◆ **Task brief**: Copy each line of the data below with the word "vezi".

Recorded data:

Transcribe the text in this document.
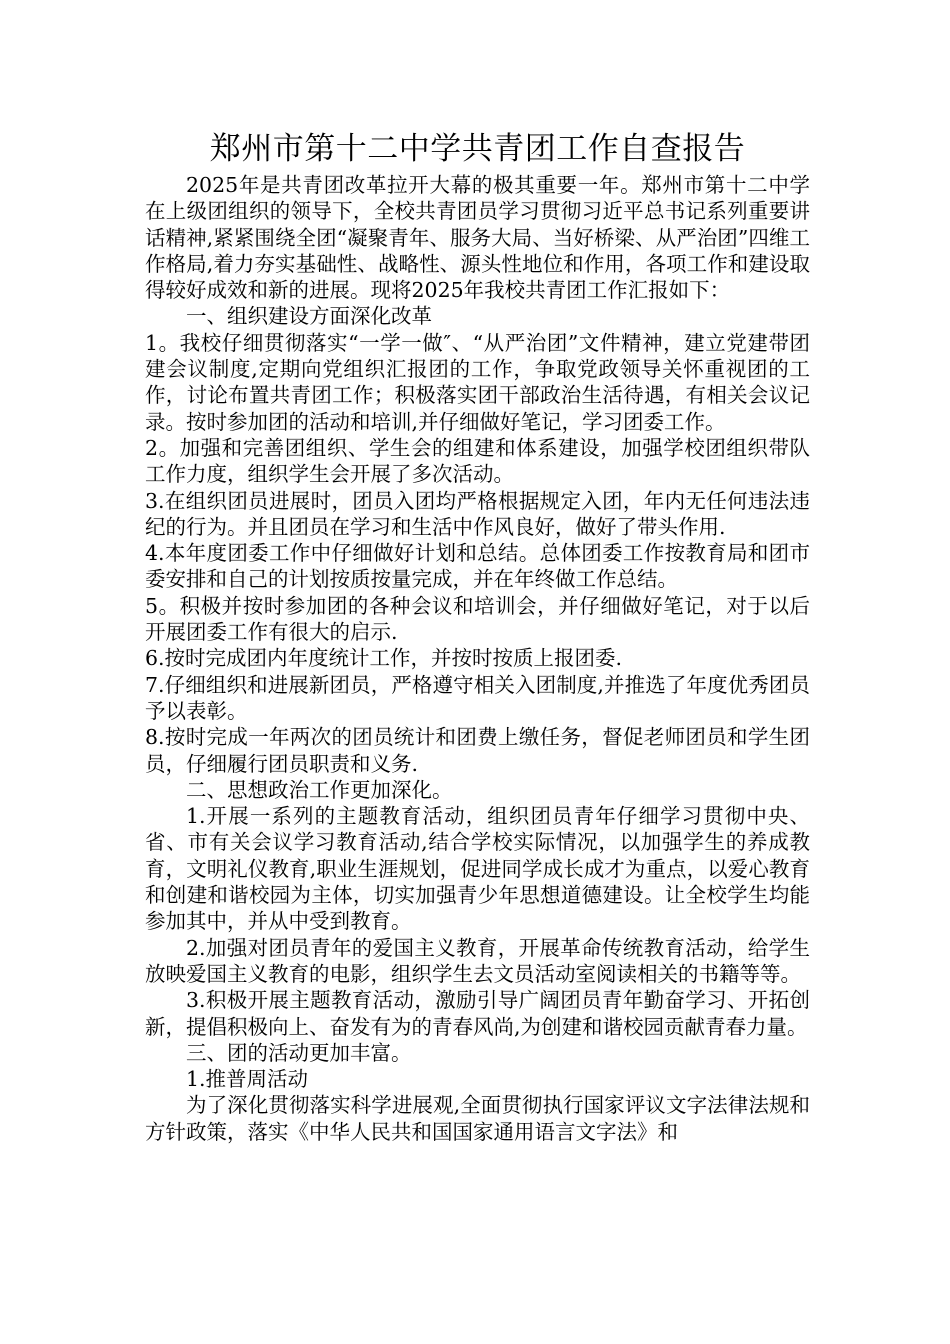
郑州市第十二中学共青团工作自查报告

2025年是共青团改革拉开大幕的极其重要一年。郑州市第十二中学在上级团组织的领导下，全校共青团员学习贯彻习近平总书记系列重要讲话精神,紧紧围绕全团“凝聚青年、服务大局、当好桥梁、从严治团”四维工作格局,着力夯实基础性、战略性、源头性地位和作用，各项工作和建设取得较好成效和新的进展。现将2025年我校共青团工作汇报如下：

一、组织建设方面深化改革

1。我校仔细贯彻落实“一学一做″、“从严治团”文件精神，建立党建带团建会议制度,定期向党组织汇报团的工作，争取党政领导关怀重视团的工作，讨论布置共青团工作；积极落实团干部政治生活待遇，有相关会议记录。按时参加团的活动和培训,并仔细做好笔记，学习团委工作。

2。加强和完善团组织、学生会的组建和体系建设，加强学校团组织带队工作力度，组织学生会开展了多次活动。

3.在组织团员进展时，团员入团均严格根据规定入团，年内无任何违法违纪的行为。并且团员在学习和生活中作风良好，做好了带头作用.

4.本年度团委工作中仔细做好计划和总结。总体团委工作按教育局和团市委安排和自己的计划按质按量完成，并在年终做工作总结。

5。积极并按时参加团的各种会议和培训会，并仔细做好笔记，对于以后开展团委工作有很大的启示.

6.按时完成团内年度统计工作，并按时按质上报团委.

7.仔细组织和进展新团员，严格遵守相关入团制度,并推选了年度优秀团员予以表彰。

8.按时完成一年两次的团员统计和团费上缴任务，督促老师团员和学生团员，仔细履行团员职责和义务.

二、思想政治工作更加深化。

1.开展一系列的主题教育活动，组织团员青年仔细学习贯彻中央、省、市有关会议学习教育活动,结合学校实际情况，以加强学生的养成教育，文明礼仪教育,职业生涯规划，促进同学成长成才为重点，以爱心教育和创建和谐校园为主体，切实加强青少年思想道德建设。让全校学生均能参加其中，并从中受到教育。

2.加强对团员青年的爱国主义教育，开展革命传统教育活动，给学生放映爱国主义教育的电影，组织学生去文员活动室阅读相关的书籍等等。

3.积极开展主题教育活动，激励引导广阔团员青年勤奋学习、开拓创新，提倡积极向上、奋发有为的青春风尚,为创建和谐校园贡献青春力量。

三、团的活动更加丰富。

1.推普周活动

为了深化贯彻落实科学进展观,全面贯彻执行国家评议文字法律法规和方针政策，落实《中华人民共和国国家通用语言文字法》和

--

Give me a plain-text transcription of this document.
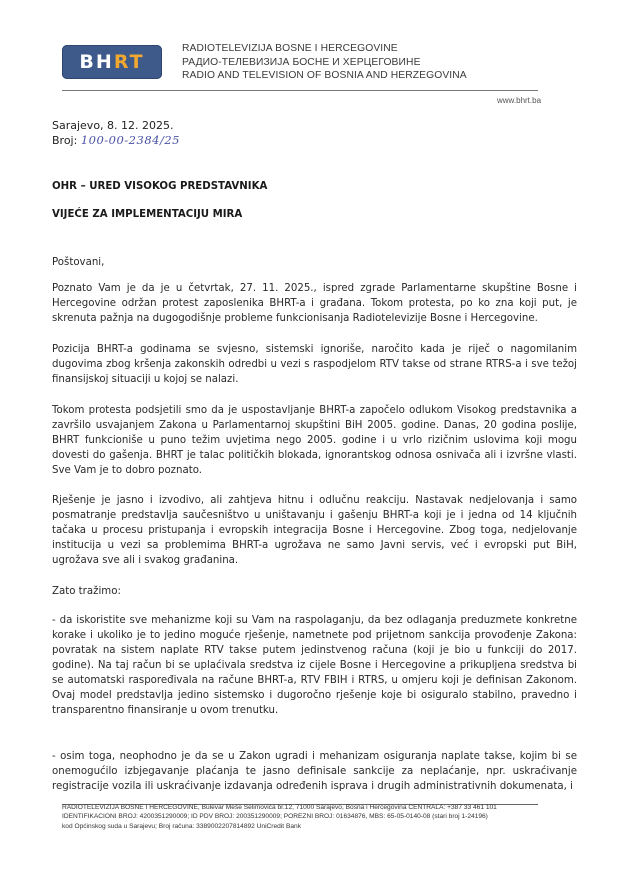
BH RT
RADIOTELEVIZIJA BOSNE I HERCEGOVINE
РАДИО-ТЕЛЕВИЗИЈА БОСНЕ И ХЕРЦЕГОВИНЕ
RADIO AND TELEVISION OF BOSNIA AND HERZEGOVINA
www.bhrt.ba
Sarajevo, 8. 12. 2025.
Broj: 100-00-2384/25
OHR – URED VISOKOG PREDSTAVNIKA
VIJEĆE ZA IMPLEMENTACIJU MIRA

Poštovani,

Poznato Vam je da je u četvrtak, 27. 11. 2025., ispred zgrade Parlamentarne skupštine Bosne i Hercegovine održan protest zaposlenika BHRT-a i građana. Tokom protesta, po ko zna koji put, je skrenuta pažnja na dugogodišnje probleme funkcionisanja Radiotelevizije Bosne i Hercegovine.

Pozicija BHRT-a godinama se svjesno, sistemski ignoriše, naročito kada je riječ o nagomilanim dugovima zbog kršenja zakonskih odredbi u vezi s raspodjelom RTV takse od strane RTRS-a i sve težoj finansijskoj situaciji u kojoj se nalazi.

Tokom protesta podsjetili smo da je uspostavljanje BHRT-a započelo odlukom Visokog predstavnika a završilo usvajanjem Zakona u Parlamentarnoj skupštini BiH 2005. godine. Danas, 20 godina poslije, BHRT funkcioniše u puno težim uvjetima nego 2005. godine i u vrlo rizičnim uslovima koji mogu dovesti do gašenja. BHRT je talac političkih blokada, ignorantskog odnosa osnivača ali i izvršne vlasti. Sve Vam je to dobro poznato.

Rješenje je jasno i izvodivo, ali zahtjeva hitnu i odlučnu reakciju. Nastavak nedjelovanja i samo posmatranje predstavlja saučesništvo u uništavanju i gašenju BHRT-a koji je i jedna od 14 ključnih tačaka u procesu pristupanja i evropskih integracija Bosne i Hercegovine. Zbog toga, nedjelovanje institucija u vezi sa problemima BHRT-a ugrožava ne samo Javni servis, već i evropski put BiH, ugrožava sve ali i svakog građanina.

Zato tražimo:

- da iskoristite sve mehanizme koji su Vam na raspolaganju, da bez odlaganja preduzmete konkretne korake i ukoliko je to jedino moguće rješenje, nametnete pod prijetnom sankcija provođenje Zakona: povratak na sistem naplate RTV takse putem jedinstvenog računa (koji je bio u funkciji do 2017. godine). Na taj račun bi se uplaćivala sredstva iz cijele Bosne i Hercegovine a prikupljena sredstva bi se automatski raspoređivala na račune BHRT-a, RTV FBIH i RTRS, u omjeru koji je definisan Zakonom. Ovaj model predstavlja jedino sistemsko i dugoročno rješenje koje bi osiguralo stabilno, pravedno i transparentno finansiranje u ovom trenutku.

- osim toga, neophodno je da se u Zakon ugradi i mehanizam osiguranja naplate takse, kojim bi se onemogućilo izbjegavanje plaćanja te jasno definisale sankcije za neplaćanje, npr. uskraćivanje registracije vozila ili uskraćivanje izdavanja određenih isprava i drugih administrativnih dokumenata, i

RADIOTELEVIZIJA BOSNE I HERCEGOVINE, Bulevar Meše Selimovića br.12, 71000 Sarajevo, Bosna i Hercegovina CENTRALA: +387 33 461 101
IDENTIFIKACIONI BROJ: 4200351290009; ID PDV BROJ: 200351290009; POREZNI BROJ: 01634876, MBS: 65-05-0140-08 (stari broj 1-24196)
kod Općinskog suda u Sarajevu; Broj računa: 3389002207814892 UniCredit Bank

◆ **Response to the task**:
Pozicija BHRT-a godinama se svjesno, sistemski ignoriše, naročito kada je riječ o nagomilanim dugovima zbog kršenja zakonskih odredbi u vezi s raspodjelom RTV takse od strane RTRS-a i sve težoj finansijskoj situaciji u kojoj se nalazi.
Rješenje je jasno i izvodivo, ali zahtjeva hitnu i odlučnu reakciju. Nastavak nedjelovanja i samo posmatranje predstavlja saučesništvo u uništavanju i gašenju BHRT-a koji je i jedna od 14 ključnih tačaka u procesu pristupanja i evropskih integracija Bosne i Hercegovine. Zbog toga, nedjelovanje institucija u vezi sa problemima BHRT-a ugrožava ne samo Javni servis, već i evropski put BiH, ugrožava sve ali i svakog građanina.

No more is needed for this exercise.